Lines of data
=-=-=-=-=
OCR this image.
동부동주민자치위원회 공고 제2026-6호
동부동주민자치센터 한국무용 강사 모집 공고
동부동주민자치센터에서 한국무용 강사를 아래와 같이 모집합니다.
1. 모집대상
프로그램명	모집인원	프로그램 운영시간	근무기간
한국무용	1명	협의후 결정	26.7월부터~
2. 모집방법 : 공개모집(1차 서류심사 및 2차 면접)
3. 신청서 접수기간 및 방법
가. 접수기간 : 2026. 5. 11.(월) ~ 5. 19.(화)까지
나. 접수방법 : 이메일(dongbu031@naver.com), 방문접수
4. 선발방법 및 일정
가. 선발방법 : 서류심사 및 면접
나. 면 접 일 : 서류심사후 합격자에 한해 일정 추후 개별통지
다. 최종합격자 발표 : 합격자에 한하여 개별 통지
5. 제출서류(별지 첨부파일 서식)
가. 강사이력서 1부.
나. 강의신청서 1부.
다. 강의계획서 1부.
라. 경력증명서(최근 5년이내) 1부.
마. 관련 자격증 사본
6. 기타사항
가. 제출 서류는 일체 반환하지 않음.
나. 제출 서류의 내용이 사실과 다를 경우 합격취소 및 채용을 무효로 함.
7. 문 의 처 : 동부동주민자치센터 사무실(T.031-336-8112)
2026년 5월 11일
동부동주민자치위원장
=-=-=-=-=
What the task asks
Tally up the lines holding the word "접수기간" in the data above, and answer with that figure only.

The result
2